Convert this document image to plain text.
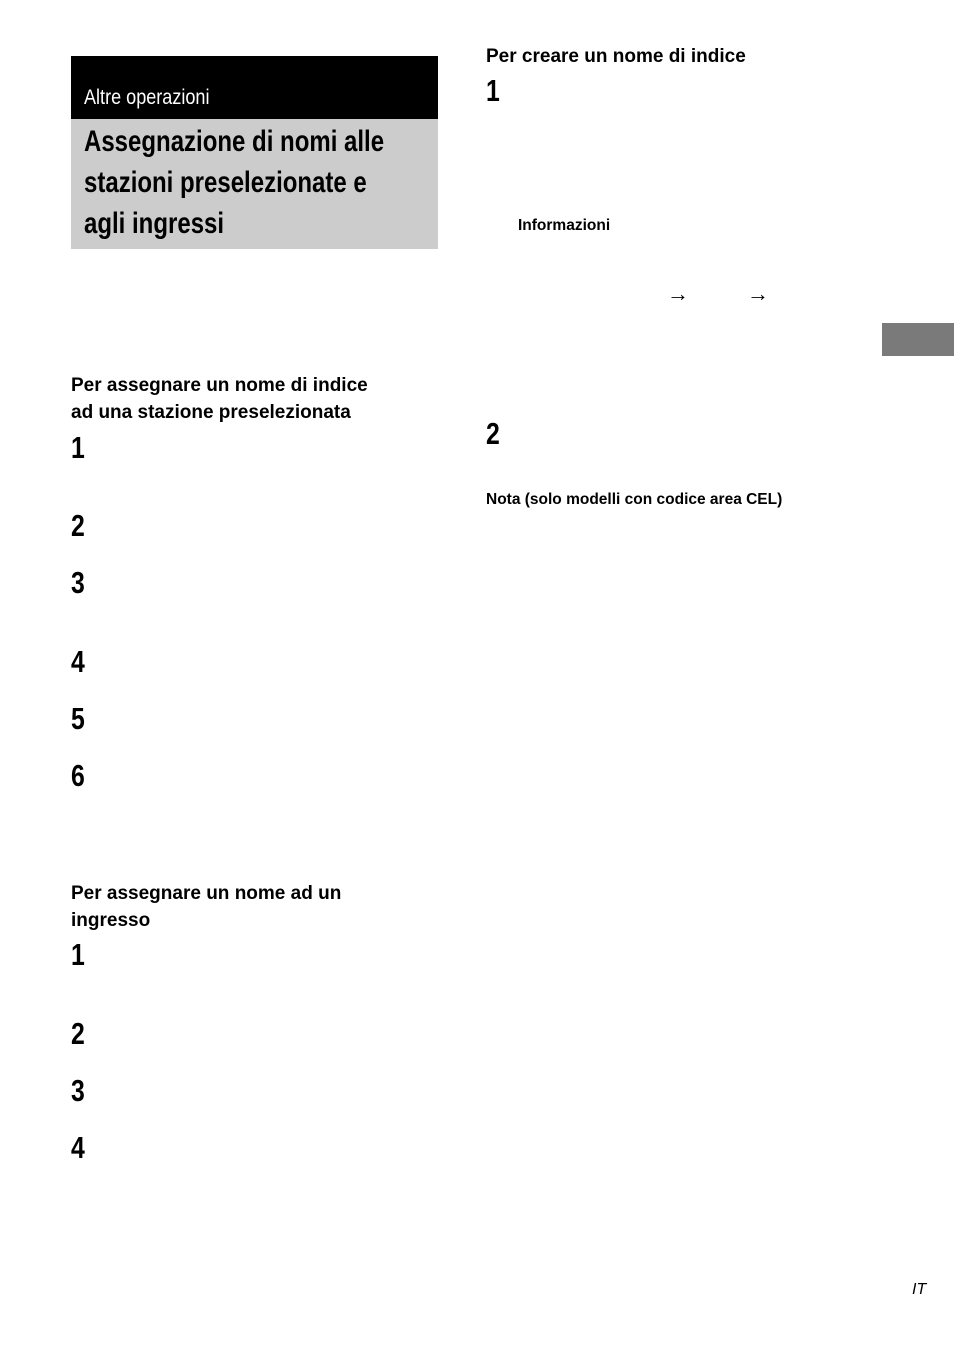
Altre operazioni
Assegnazione di nomi alle
stazioni preselezionate e
agli ingressi
Per assegnare un nome di indice
ad una stazione preselezionata
1
2
3
4
5
6
Per assegnare un nome ad un
ingresso
1
2
3
4
Per creare un nome di indice
1
Informazioni
→	→
2
Nota (solo modelli con codice area CEL)
IT
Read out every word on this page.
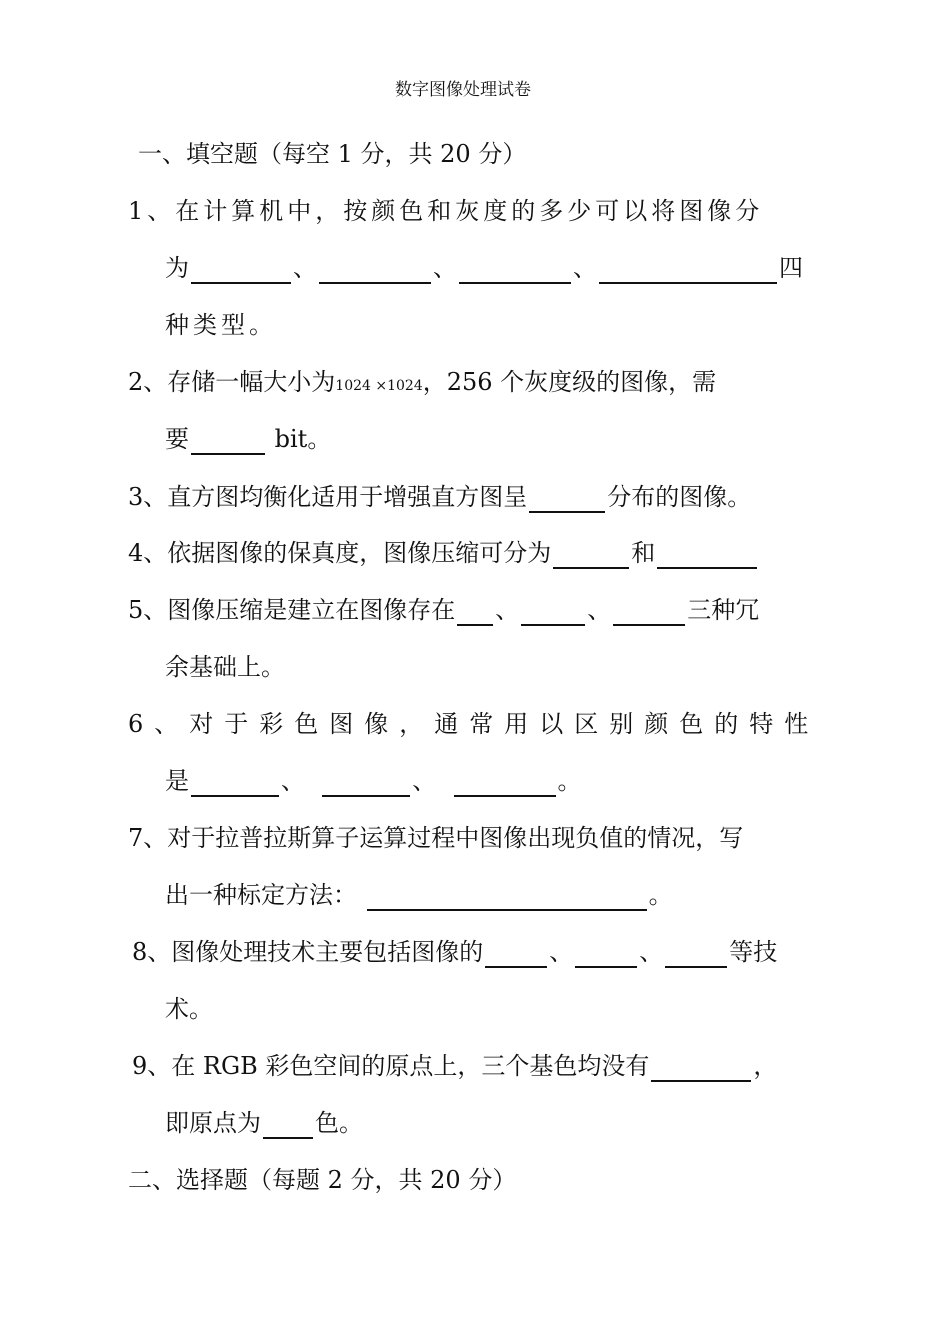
数字图像处理试卷
一、填空题（每空 1 分，共 20 分）
1、在计算机中，按颜色和灰度的多少可以将图像分
为	、	、	、	四
种类型。
2、存储一幅大小为1024 ×1024，256 个灰度级的图像，需
要	bit。
3、直方图均衡化适用于增强直方图呈	分布的图像。
4、依据图像的保真度，图像压缩可分为	和
5、图像压缩是建立在图像存在 、	、	三种冗
余基础上。
6、对于彩色图像，通常用以区别颜色的特性
是	、	、	。
7、对于拉普拉斯算子运算过程中图像出现负值的情况，写
出一种标定方法：	。
8、图像处理技术主要包括图像的	、	、	等技
术。
9、在 RGB 彩色空间的原点上，三个基色均没有	，
即原点为 色。
二、选择题（每题 2 分，共 20 分）
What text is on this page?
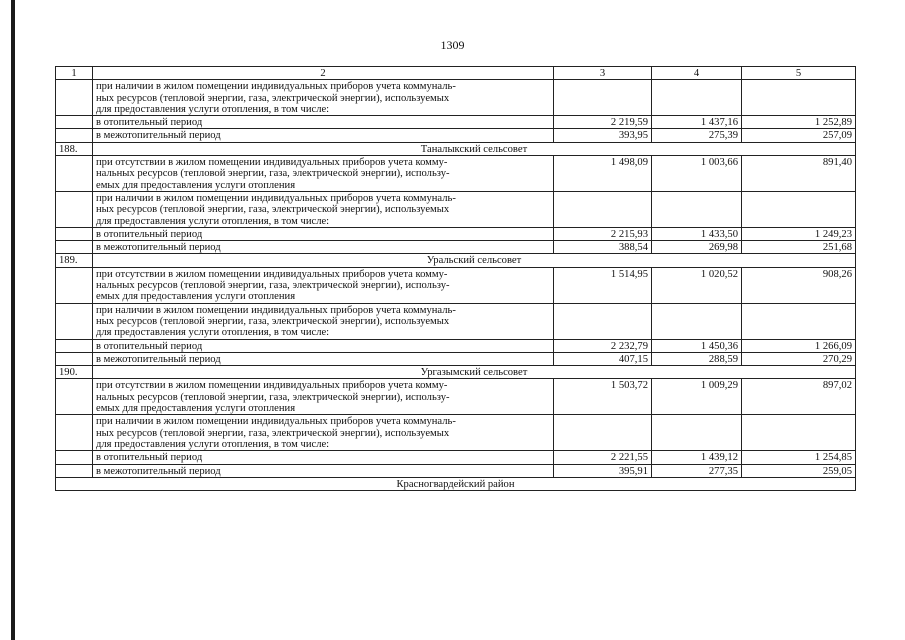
1309
1	2	3	4	5
	при наличии в жилом помещении индивидуальных приборов учета коммуналь-
ных ресурсов (тепловой энергии, газа, электрической энергии), используемых
для предоставления услуги отопления, в том числе:			
	в отопительный период	2 219,59	1 437,16	1 252,89
	в межотопительный период	393,95	275,39	257,09
188.	Таналыкский сельсовет			
	при отсутствии в жилом помещении индивидуальных приборов учета комму-
нальных ресурсов (тепловой энергии, газа, электрической энергии), использу-
емых для предоставления услуги отопления	1 498,09	1 003,66	891,40
	при наличии в жилом помещении индивидуальных приборов учета коммуналь-
ных ресурсов (тепловой энергии, газа, электрической энергии), используемых
для предоставления услуги отопления, в том числе:			
	в отопительный период	2 215,93	1 433,50	1 249,23
	в межотопительный период	388,54	269,98	251,68
189.	Уральский сельсовет			
	при отсутствии в жилом помещении индивидуальных приборов учета комму-
нальных ресурсов (тепловой энергии, газа, электрической энергии), использу-
емых для предоставления услуги отопления	1 514,95	1 020,52	908,26
	при наличии в жилом помещении индивидуальных приборов учета коммуналь-
ных ресурсов (тепловой энергии, газа, электрической энергии), используемых
для предоставления услуги отопления, в том числе:			
	в отопительный период	2 232,79	1 450,36	1 266,09
	в межотопительный период	407,15	288,59	270,29
190.	Ургазымский сельсовет			
	при отсутствии в жилом помещении индивидуальных приборов учета комму-
нальных ресурсов (тепловой энергии, газа, электрической энергии), использу-
емых для предоставления услуги отопления	1 503,72	1 009,29	897,02
	при наличии в жилом помещении индивидуальных приборов учета коммуналь-
ных ресурсов (тепловой энергии, газа, электрической энергии), используемых
для предоставления услуги отопления, в том числе:			
	в отопительный период	2 221,55	1 439,12	1 254,85
	в межотопительный период	395,91	277,35	259,05
Красногвардейский район				
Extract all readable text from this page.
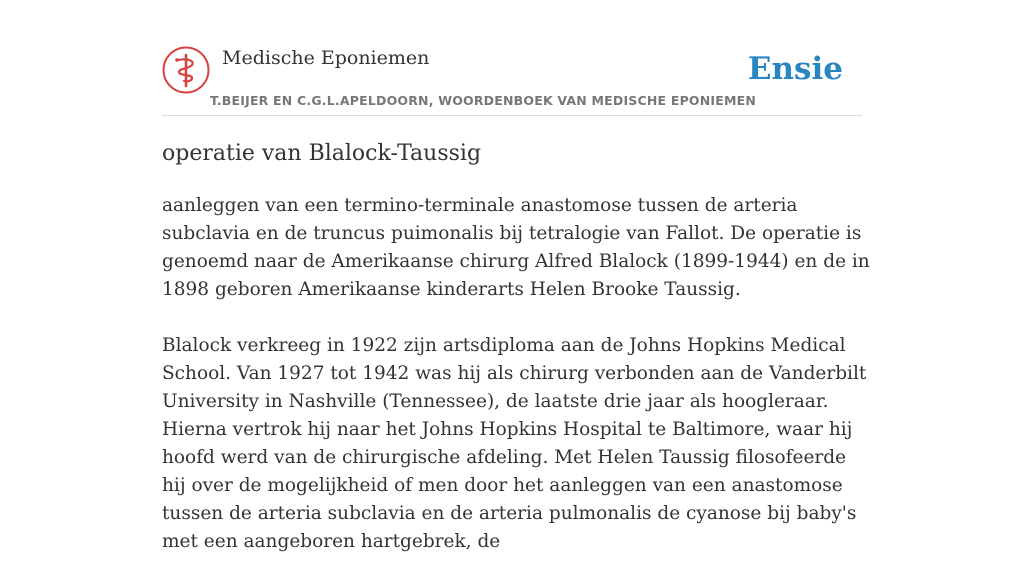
Medische Eponiemen
T.BEIJER EN C.G.L.APELDOORN, WOORDENBOEK VAN MEDISCHE EPONIEMEN
Ensie
operatie van Blalock-Taussig

aanleggen van een termino-terminale anastomose tussen de arteria subclavia en de truncus puimonalis bij tetralogie van Fallot. De operatie is genoemd naar de Amerikaanse chirurg Alfred Blalock (1899-1944) en de in 1898 geboren Amerikaanse kinderarts Helen Brooke Taussig.

Blalock verkreeg in 1922 zijn artsdiploma aan de Johns Hopkins Medical School. Van 1927 tot 1942 was hij als chirurg verbonden aan de Vanderbilt University in Nashville (Tennessee), de laatste drie jaar als hoogleraar. Hierna vertrok hij naar het Johns Hopkins Hospital te Baltimore, waar hij hoofd werd van de chirurgische afdeling. Met Helen Taussig filosofeerde hij over de mogelijkheid of men door het aanleggen van een anastomose tussen de arteria subclavia en de arteria pulmonalis de cyanose bij baby's met een aangeboren hartgebrek, de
------------------------------------------------------------
▶ _STATED PROBLEM_: State the number of lines in the records that include "operatie", and write nothing else.

▶ _OUTPUT OF THE TASK_: 2